'''

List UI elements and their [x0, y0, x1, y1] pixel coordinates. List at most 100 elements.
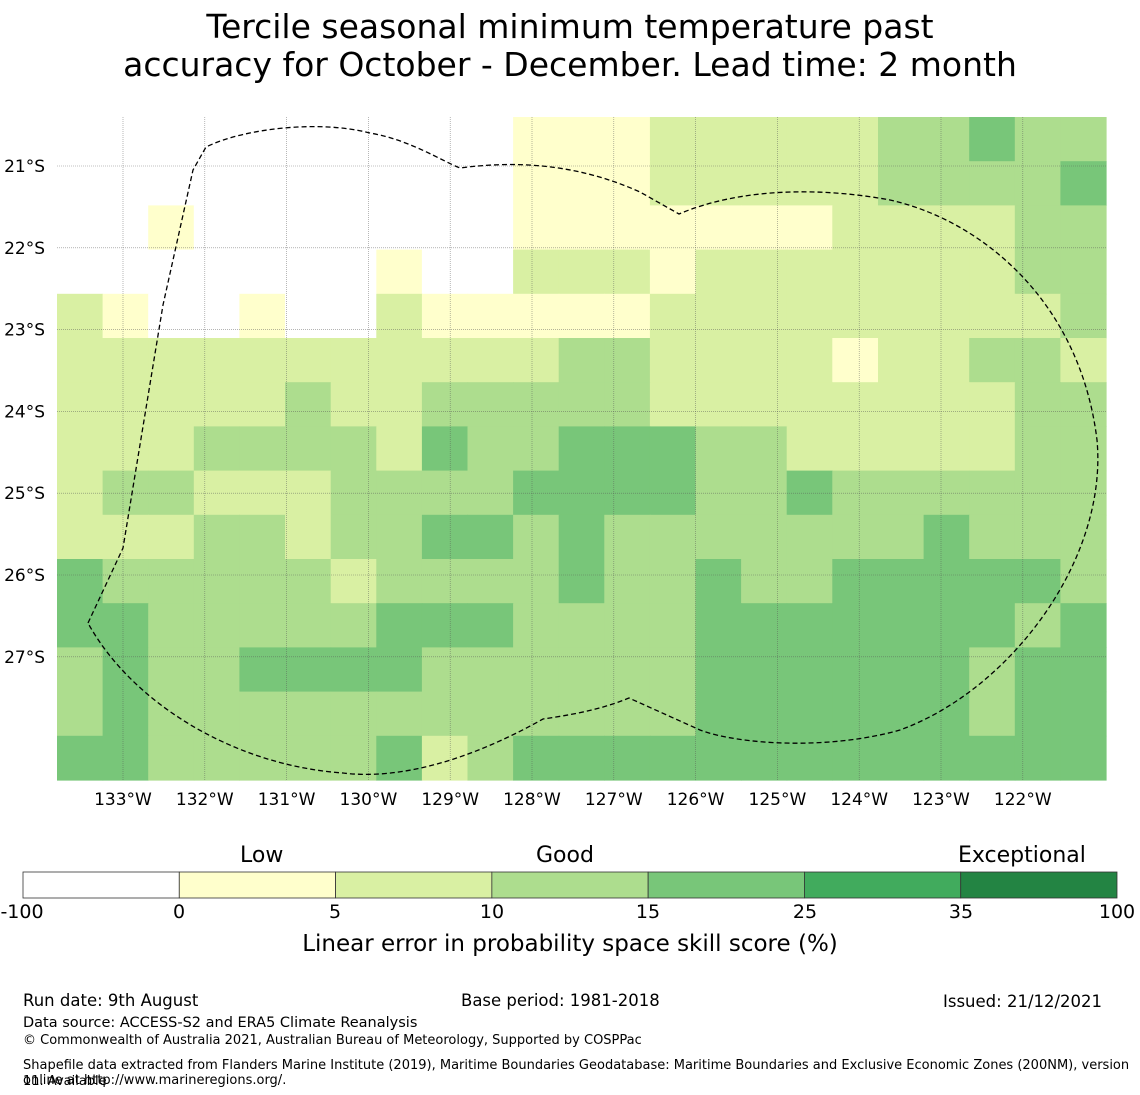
skill-cell [969, 338, 1016, 383]
skill-cell [148, 117, 195, 162]
skill-cell [421, 603, 469, 648]
skill-cell [285, 161, 332, 206]
longitude-label: 124°W [830, 790, 888, 810]
skill-cell [330, 338, 377, 383]
latitude-label: 25°S [4, 484, 45, 504]
skill-cell [1060, 647, 1107, 693]
skill-cell [786, 293, 833, 339]
skill-cell [376, 559, 423, 604]
skill-cell [741, 691, 788, 737]
skill-cell [421, 559, 469, 604]
skill-cell [239, 117, 286, 162]
skill-cell [695, 426, 742, 472]
skill-cell [102, 249, 149, 295]
skill-cell [832, 205, 879, 251]
skill-cell [57, 426, 104, 472]
skill-cell [1060, 603, 1107, 648]
skill-cell [1014, 691, 1061, 737]
skill-cell [1014, 205, 1061, 251]
skill-cell [923, 249, 970, 295]
skill-cell [878, 514, 925, 560]
skill-cell [376, 249, 423, 295]
skill-cell [193, 161, 240, 206]
skill-cell [649, 117, 697, 162]
skill-cell [148, 293, 195, 339]
skill-cell [376, 338, 423, 383]
skill-cell [102, 117, 149, 162]
skill-cell [832, 293, 879, 339]
skill-cell [878, 426, 925, 472]
skill-cell [102, 426, 149, 472]
skill-cell [604, 117, 651, 162]
shapefile-credit-line2: online at http://www.marineregions.org/. [23, 1073, 287, 1088]
skill-cell [376, 647, 423, 693]
skill-cell [148, 735, 195, 781]
skill-cell [376, 691, 423, 737]
colorbar-tick: 15 [635, 901, 661, 923]
skill-cell [285, 559, 332, 604]
skill-cell [330, 382, 377, 427]
skill-cell [513, 647, 560, 693]
skill-cell [285, 205, 332, 251]
skill-cell [604, 426, 651, 472]
skill-cell [786, 426, 833, 472]
skill-cell [1060, 293, 1107, 339]
skill-cell [513, 117, 560, 162]
skill-cell [102, 382, 149, 427]
skill-cell [741, 338, 788, 383]
skill-cell [102, 338, 149, 383]
skill-cell [376, 514, 423, 560]
skill-cell [604, 338, 651, 383]
skill-cell [786, 205, 833, 251]
skill-cell [649, 735, 697, 781]
skill-cell [1014, 647, 1061, 693]
skill-cell [695, 338, 742, 383]
skill-cell [969, 161, 1016, 206]
longitude-label: 126°W [667, 790, 725, 810]
skill-cell [695, 161, 742, 206]
skill-cell [148, 161, 195, 206]
skill-cell [193, 691, 240, 737]
skill-cell [649, 559, 697, 604]
skill-cell [695, 559, 742, 604]
skill-cell [421, 161, 469, 206]
skill-cell [741, 293, 788, 339]
skill-cell [741, 161, 788, 206]
skill-cell [330, 426, 377, 472]
skill-cell [239, 603, 286, 648]
colorbar-segment [491, 871, 649, 899]
skill-cell [239, 293, 286, 339]
skill-cell [193, 117, 240, 162]
colorbar-segment [647, 871, 805, 899]
eez-boundary-line [87, 126, 1099, 776]
skill-cell [376, 293, 423, 339]
latitude-label: 23°S [4, 321, 45, 341]
skill-cell [741, 426, 788, 472]
skill-cell [57, 603, 104, 648]
skill-cell [285, 426, 332, 472]
longitude-label: 122°W [994, 790, 1052, 810]
skill-cell [513, 293, 560, 339]
skill-cell [285, 691, 332, 737]
skill-cell [513, 691, 560, 737]
skill-cell [239, 735, 286, 781]
skill-cell [148, 338, 195, 383]
skill-cell [649, 249, 697, 295]
skill-cell [285, 338, 332, 383]
skill-cell [57, 161, 104, 206]
skill-cell [148, 382, 195, 427]
colorbar-tick: 100 [1098, 901, 1136, 923]
skill-cell [558, 514, 605, 560]
skill-cell [923, 117, 970, 162]
skill-cell [741, 205, 788, 251]
skill-cell [148, 249, 195, 295]
skill-cell [467, 293, 514, 339]
colorbar-tick: 0 [172, 901, 186, 923]
skill-cell [239, 559, 286, 604]
longitude-label: 130°W [340, 790, 398, 810]
skill-cell [467, 603, 514, 648]
skill-cell [1014, 735, 1061, 781]
skill-cell [239, 205, 286, 251]
skill-cell [57, 559, 104, 604]
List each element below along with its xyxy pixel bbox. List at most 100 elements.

'''

### [YOUR INSTRUCTIONS]
Copy every line of the records above word for word, leaving out the pictures.

### [EXERCISE SOLUTION]
List UI elements and their [x0, y0, x1, y1] pixel coordinates. List at most 100 elements.
skill-cell [969, 338, 1016, 383]
skill-cell [148, 117, 195, 162]
skill-cell [421, 603, 469, 648]
skill-cell [285, 161, 332, 206]
longitude-label: 124°W [830, 790, 888, 810]
skill-cell [330, 338, 377, 383]
latitude-label: 25°S [4, 484, 45, 504]
skill-cell [1060, 647, 1107, 693]
skill-cell [786, 293, 833, 339]
skill-cell [376, 559, 423, 604]
skill-cell [741, 691, 788, 737]
skill-cell [421, 559, 469, 604]
skill-cell [239, 117, 286, 162]
skill-cell [695, 426, 742, 472]
skill-cell [102, 249, 149, 295]
skill-cell [832, 205, 879, 251]
skill-cell [57, 426, 104, 472]
skill-cell [1060, 603, 1107, 648]
skill-cell [1014, 691, 1061, 737]
skill-cell [1014, 205, 1061, 251]
skill-cell [923, 249, 970, 295]
skill-cell [878, 514, 925, 560]
skill-cell [376, 249, 423, 295]
skill-cell [193, 161, 240, 206]
skill-cell [649, 117, 697, 162]
skill-cell [148, 293, 195, 339]
skill-cell [376, 338, 423, 383]
skill-cell [102, 117, 149, 162]
skill-cell [832, 293, 879, 339]
skill-cell [878, 426, 925, 472]
skill-cell [102, 426, 149, 472]
skill-cell [604, 117, 651, 162]
shapefile-credit-line2: online at http://www.marineregions.org/. [23, 1073, 287, 1088]
skill-cell [376, 647, 423, 693]
skill-cell [148, 735, 195, 781]
skill-cell [376, 691, 423, 737]
colorbar-tick: 15 [635, 901, 661, 923]
skill-cell [285, 559, 332, 604]
skill-cell [330, 382, 377, 427]
skill-cell [513, 647, 560, 693]
skill-cell [285, 205, 332, 251]
skill-cell [604, 426, 651, 472]
skill-cell [786, 426, 833, 472]
skill-cell [1060, 293, 1107, 339]
skill-cell [513, 117, 560, 162]
skill-cell [102, 382, 149, 427]
skill-cell [741, 338, 788, 383]
skill-cell [102, 338, 149, 383]
skill-cell [376, 514, 423, 560]
skill-cell [604, 338, 651, 383]
skill-cell [786, 205, 833, 251]
skill-cell [649, 735, 697, 781]
skill-cell [1014, 647, 1061, 693]
skill-cell [695, 338, 742, 383]
skill-cell [969, 161, 1016, 206]
longitude-label: 126°W [667, 790, 725, 810]
skill-cell [695, 161, 742, 206]
skill-cell [148, 161, 195, 206]
skill-cell [193, 691, 240, 737]
skill-cell [649, 559, 697, 604]
skill-cell [695, 559, 742, 604]
skill-cell [421, 161, 469, 206]
skill-cell [741, 293, 788, 339]
skill-cell [741, 161, 788, 206]
skill-cell [330, 426, 377, 472]
skill-cell [239, 603, 286, 648]
colorbar-segment [491, 871, 649, 899]
skill-cell [239, 293, 286, 339]
skill-cell [193, 117, 240, 162]
colorbar-segment [647, 871, 805, 899]
eez-boundary-line [87, 126, 1099, 776]
skill-cell [376, 293, 423, 339]
latitude-label: 23°S [4, 321, 45, 341]
skill-cell [741, 426, 788, 472]
skill-cell [57, 603, 104, 648]
skill-cell [285, 426, 332, 472]
longitude-label: 122°W [994, 790, 1052, 810]
skill-cell [513, 293, 560, 339]
skill-cell [285, 691, 332, 737]
skill-cell [513, 691, 560, 737]
skill-cell [239, 735, 286, 781]
skill-cell [148, 338, 195, 383]
skill-cell [649, 249, 697, 295]
skill-cell [285, 338, 332, 383]
skill-cell [57, 161, 104, 206]
skill-cell [148, 382, 195, 427]
colorbar-tick: 100 [1098, 901, 1136, 923]
skill-cell [558, 514, 605, 560]
skill-cell [923, 117, 970, 162]
skill-cell [741, 205, 788, 251]
skill-cell [148, 249, 195, 295]
skill-cell [467, 293, 514, 339]
colorbar-tick: 0 [172, 901, 186, 923]
skill-cell [239, 559, 286, 604]
longitude-label: 130°W [340, 790, 398, 810]
skill-cell [467, 603, 514, 648]
skill-cell [1014, 735, 1061, 781]
skill-cell [239, 205, 286, 251]
skill-cell [57, 559, 104, 604]
List each element below along with its xyxy pixel bbox. List at most 100 elements.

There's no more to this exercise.